- TUJUAN LATIHAN -
Cetak tanpa perubahan satu bagian dari cuplikan dokumen tentang arbitrase Telkom. Mulailah pada kata-kata "Tanpa mengurangi eksistensi" dan berhentilah setelah "KSO itu sendiri.".

==== CUPLIKAN DOKUMEN

Tanpa mengurangi eksistensi dan komitmen BANI dalam penegakan hukum di Indonesia, pilihan Telkom untuk berhadapan dengan AWI di arbitrase internasional, tentu hanyalah semata-mata menghormati kesepakatan sebagaimana termuat dalam Perjanjian KSO itu sendiri.

Ditunjuknya kantor hukum  dari Amerika Serikat, yaitu Skadden, Arps, Slate, Meagher & Flom LLP (SASMF) untuk mewakili kepentingan Telkom di arbitrase internasional dapatlah dipahami. Tentu Telkom tidak mau bernasib sama dengan "saudara tuanya"  PLN yang mengalami kekalahan telak dari Himpurna California Energy Ltd. dan Patuha Power Ltd. di arbitrase internasional dengan menggunakan Rules of United Nations Commission on International Trade Law (UNCITRAL) pada Mei 1999.

========
==== BAHAN LATIHAN

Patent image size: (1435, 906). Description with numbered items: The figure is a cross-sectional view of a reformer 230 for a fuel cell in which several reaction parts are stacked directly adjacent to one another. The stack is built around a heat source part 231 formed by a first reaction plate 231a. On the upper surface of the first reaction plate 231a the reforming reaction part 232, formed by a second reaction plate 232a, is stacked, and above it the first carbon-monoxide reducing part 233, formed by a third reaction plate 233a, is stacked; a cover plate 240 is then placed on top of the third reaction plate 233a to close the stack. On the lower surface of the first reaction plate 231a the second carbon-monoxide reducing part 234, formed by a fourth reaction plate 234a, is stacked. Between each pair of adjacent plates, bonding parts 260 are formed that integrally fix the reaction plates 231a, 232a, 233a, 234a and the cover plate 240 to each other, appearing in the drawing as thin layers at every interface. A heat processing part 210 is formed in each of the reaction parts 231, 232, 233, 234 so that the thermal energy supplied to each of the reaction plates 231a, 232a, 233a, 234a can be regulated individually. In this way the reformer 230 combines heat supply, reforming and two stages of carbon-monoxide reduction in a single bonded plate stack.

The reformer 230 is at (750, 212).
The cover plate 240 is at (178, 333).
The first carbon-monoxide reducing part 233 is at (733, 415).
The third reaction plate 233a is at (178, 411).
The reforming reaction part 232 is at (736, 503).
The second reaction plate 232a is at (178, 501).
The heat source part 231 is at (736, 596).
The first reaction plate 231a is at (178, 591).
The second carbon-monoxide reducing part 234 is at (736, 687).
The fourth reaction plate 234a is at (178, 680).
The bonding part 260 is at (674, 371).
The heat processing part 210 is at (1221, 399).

========

- JAWABAN -
Tanpa mengurangi eksistensi dan komitmen BANI dalam penegakan hukum di Indonesia, pilihan Telkom untuk berhadapan dengan AWI di arbitrase internasional, tentu hanyalah semata-mata menghormati kesepakatan sebagaimana termuat dalam Perjanjian KSO itu sendiri.